(Dataset records)
..........
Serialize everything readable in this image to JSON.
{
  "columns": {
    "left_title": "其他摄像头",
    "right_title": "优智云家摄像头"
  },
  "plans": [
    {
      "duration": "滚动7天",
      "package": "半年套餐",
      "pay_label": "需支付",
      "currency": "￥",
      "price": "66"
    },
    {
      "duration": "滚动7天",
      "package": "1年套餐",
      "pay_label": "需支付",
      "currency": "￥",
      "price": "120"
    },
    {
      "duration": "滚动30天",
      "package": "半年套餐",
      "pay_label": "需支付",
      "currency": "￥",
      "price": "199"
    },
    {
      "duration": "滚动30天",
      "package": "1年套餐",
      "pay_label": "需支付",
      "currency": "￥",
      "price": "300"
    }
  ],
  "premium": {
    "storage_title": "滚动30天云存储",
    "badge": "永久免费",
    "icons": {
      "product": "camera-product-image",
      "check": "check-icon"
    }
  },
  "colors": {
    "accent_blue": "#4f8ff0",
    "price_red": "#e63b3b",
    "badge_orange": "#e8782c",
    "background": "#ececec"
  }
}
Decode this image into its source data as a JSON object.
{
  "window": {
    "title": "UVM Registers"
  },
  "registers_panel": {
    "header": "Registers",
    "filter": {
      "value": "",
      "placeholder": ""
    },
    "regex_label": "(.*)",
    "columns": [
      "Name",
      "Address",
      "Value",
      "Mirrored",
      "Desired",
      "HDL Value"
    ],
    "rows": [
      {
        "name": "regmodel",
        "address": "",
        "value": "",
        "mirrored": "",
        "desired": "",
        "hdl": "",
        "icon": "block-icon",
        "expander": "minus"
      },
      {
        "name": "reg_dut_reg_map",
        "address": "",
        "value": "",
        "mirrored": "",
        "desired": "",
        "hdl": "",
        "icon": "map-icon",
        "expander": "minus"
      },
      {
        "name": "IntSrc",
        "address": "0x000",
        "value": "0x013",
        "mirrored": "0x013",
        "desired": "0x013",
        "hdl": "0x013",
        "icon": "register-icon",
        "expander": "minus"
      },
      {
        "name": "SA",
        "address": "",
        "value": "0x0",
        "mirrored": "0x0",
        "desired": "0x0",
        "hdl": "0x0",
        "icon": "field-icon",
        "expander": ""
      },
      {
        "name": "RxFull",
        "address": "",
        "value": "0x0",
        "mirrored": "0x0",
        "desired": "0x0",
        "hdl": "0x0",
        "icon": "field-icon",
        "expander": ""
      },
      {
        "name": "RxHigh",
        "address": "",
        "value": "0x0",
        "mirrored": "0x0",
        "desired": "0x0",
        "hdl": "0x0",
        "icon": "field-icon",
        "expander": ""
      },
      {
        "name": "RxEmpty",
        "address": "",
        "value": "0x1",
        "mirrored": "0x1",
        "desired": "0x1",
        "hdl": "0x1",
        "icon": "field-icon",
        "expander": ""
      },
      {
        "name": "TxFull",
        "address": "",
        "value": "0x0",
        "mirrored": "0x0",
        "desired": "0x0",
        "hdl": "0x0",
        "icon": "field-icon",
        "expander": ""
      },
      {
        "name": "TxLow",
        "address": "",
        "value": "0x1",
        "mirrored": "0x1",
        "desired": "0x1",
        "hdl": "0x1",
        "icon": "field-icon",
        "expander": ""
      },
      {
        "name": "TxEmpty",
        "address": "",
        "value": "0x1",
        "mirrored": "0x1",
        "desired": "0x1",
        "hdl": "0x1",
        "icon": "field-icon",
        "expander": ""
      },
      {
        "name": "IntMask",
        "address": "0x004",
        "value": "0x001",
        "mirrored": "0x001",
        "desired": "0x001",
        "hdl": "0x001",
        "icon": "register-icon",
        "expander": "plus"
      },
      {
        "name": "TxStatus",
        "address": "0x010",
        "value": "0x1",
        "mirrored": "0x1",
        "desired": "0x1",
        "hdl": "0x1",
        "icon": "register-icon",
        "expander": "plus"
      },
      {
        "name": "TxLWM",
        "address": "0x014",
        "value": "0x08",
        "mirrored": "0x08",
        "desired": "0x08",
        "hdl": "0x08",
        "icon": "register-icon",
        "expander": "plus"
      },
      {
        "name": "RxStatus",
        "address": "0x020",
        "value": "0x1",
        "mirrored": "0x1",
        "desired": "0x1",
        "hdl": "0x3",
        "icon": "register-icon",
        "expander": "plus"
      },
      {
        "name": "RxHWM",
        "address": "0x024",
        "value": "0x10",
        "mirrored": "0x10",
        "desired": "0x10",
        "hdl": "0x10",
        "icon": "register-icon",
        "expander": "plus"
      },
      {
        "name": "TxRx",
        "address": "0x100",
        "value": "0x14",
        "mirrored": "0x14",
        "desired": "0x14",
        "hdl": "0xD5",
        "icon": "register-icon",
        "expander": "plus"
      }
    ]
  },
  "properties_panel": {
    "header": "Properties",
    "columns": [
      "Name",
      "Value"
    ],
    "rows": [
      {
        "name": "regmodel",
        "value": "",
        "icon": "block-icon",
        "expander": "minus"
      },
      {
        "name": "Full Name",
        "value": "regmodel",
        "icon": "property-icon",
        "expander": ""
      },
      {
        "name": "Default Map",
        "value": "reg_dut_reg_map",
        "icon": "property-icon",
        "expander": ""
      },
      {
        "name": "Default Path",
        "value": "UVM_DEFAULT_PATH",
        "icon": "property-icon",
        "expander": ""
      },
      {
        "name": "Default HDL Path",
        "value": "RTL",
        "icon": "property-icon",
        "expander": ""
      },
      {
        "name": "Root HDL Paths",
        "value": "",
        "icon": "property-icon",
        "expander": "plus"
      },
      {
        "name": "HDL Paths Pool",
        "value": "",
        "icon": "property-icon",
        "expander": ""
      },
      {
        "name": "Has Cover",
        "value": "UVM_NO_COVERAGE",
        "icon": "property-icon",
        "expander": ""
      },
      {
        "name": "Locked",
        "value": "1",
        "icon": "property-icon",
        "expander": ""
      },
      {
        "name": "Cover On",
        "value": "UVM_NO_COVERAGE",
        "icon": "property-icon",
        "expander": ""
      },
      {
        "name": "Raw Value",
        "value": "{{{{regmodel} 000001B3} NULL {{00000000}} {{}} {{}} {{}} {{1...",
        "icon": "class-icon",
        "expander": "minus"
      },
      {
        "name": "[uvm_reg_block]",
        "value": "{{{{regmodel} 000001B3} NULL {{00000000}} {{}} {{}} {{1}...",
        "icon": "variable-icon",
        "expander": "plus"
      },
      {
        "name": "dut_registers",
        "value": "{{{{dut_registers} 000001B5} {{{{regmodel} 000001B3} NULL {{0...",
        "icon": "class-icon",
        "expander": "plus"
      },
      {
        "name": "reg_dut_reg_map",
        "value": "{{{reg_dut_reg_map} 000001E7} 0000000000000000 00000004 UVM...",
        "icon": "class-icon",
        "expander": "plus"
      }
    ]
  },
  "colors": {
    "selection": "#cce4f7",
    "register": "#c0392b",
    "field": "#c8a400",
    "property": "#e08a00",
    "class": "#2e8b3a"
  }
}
..........
**SET EXERCISE**
Give all the records again. Match them exactly.

**COMPLETED TASK**
Serialize everything readable in this image to JSON.
{
  "columns": {
    "left_title": "其他摄像头",
    "right_title": "优智云家摄像头"
  },
  "plans": [
    {
      "duration": "滚动7天",
      "package": "半年套餐",
      "pay_label": "需支付",
      "currency": "￥",
      "price": "66"
    },
    {
      "duration": "滚动7天",
      "package": "1年套餐",
      "pay_label": "需支付",
      "currency": "￥",
      "price": "120"
    },
    {
      "duration": "滚动30天",
      "package": "半年套餐",
      "pay_label": "需支付",
      "currency": "￥",
      "price": "199"
    },
    {
      "duration": "滚动30天",
      "package": "1年套餐",
      "pay_label": "需支付",
      "currency": "￥",
      "price": "300"
    }
  ],
  "premium": {
    "storage_title": "滚动30天云存储",
    "badge": "永久免费",
    "icons": {
      "product": "camera-product-image",
      "check": "check-icon"
    }
  },
  "colors": {
    "accent_blue": "#4f8ff0",
    "price_red": "#e63b3b",
    "badge_orange": "#e8782c",
    "background": "#ececec"
  }
}
Decode this image into its source data as a JSON object.
{
  "window": {
    "title": "UVM Registers"
  },
  "registers_panel": {
    "header": "Registers",
    "filter": {
      "value": "",
      "placeholder": ""
    },
    "regex_label": "(.*)",
    "columns": [
      "Name",
      "Address",
      "Value",
      "Mirrored",
      "Desired",
      "HDL Value"
    ],
    "rows": [
      {
        "name": "regmodel",
        "address": "",
        "value": "",
        "mirrored": "",
        "desired": "",
        "hdl": "",
        "icon": "block-icon",
        "expander": "minus"
      },
      {
        "name": "reg_dut_reg_map",
        "address": "",
        "value": "",
        "mirrored": "",
        "desired": "",
        "hdl": "",
        "icon": "map-icon",
        "expander": "minus"
      },
      {
        "name": "IntSrc",
        "address": "0x000",
        "value": "0x013",
        "mirrored": "0x013",
        "desired": "0x013",
        "hdl": "0x013",
        "icon": "register-icon",
        "expander": "minus"
      },
      {
        "name": "SA",
        "address": "",
        "value": "0x0",
        "mirrored": "0x0",
        "desired": "0x0",
        "hdl": "0x0",
        "icon": "field-icon",
        "expander": ""
      },
      {
        "name": "RxFull",
        "address": "",
        "value": "0x0",
        "mirrored": "0x0",
        "desired": "0x0",
        "hdl": "0x0",
        "icon": "field-icon",
        "expander": ""
      },
      {
        "name": "RxHigh",
        "address": "",
        "value": "0x0",
        "mirrored": "0x0",
        "desired": "0x0",
        "hdl": "0x0",
        "icon": "field-icon",
        "expander": ""
      },
      {
        "name": "RxEmpty",
        "address": "",
        "value": "0x1",
        "mirrored": "0x1",
        "desired": "0x1",
        "hdl": "0x1",
        "icon": "field-icon",
        "expander": ""
      },
      {
        "name": "TxFull",
        "address": "",
        "value": "0x0",
        "mirrored": "0x0",
        "desired": "0x0",
        "hdl": "0x0",
        "icon": "field-icon",
        "expander": ""
      },
      {
        "name": "TxLow",
        "address": "",
        "value": "0x1",
        "mirrored": "0x1",
        "desired": "0x1",
        "hdl": "0x1",
        "icon": "field-icon",
        "expander": ""
      },
      {
        "name": "TxEmpty",
        "address": "",
        "value": "0x1",
        "mirrored": "0x1",
        "desired": "0x1",
        "hdl": "0x1",
        "icon": "field-icon",
        "expander": ""
      },
      {
        "name": "IntMask",
        "address": "0x004",
        "value": "0x001",
        "mirrored": "0x001",
        "desired": "0x001",
        "hdl": "0x001",
        "icon": "register-icon",
        "expander": "plus"
      },
      {
        "name": "TxStatus",
        "address": "0x010",
        "value": "0x1",
        "mirrored": "0x1",
        "desired": "0x1",
        "hdl": "0x1",
        "icon": "register-icon",
        "expander": "plus"
      },
      {
        "name": "TxLWM",
        "address": "0x014",
        "value": "0x08",
        "mirrored": "0x08",
        "desired": "0x08",
        "hdl": "0x08",
        "icon": "register-icon",
        "expander": "plus"
      },
      {
        "name": "RxStatus",
        "address": "0x020",
        "value": "0x1",
        "mirrored": "0x1",
        "desired": "0x1",
        "hdl": "0x3",
        "icon": "register-icon",
        "expander": "plus"
      },
      {
        "name": "RxHWM",
        "address": "0x024",
        "value": "0x10",
        "mirrored": "0x10",
        "desired": "0x10",
        "hdl": "0x10",
        "icon": "register-icon",
        "expander": "plus"
      },
      {
        "name": "TxRx",
        "address": "0x100",
        "value": "0x14",
        "mirrored": "0x14",
        "desired": "0x14",
        "hdl": "0xD5",
        "icon": "register-icon",
        "expander": "plus"
      }
    ]
  },
  "properties_panel": {
    "header": "Properties",
    "columns": [
      "Name",
      "Value"
    ],
    "rows": [
      {
        "name": "regmodel",
        "value": "",
        "icon": "block-icon",
        "expander": "minus"
      },
      {
        "name": "Full Name",
        "value": "regmodel",
        "icon": "property-icon",
        "expander": ""
      },
      {
        "name": "Default Map",
        "value": "reg_dut_reg_map",
        "icon": "property-icon",
        "expander": ""
      },
      {
        "name": "Default Path",
        "value": "UVM_DEFAULT_PATH",
        "icon": "property-icon",
        "expander": ""
      },
      {
        "name": "Default HDL Path",
        "value": "RTL",
        "icon": "property-icon",
        "expander": ""
      },
      {
        "name": "Root HDL Paths",
        "value": "",
        "icon": "property-icon",
        "expander": "plus"
      },
      {
        "name": "HDL Paths Pool",
        "value": "",
        "icon": "property-icon",
        "expander": ""
      },
      {
        "name": "Has Cover",
        "value": "UVM_NO_COVERAGE",
        "icon": "property-icon",
        "expander": ""
      },
      {
        "name": "Locked",
        "value": "1",
        "icon": "property-icon",
        "expander": ""
      },
      {
        "name": "Cover On",
        "value": "UVM_NO_COVERAGE",
        "icon": "property-icon",
        "expander": ""
      },
      {
        "name": "Raw Value",
        "value": "{{{{regmodel} 000001B3} NULL {{00000000}} {{}} {{}} {{}} {{1...",
        "icon": "class-icon",
        "expander": "minus"
      },
      {
        "name": "[uvm_reg_block]",
        "value": "{{{{regmodel} 000001B3} NULL {{00000000}} {{}} {{}} {{1}...",
        "icon": "variable-icon",
        "expander": "plus"
      },
      {
        "name": "dut_registers",
        "value": "{{{{dut_registers} 000001B5} {{{{regmodel} 000001B3} NULL {{0...",
        "icon": "class-icon",
        "expander": "plus"
      },
      {
        "name": "reg_dut_reg_map",
        "value": "{{{reg_dut_reg_map} 000001E7} 0000000000000000 00000004 UVM...",
        "icon": "class-icon",
        "expander": "plus"
      }
    ]
  },
  "colors": {
    "selection": "#cce4f7",
    "register": "#c0392b",
    "field": "#c8a400",
    "property": "#e08a00",
    "class": "#2e8b3a"
  }
}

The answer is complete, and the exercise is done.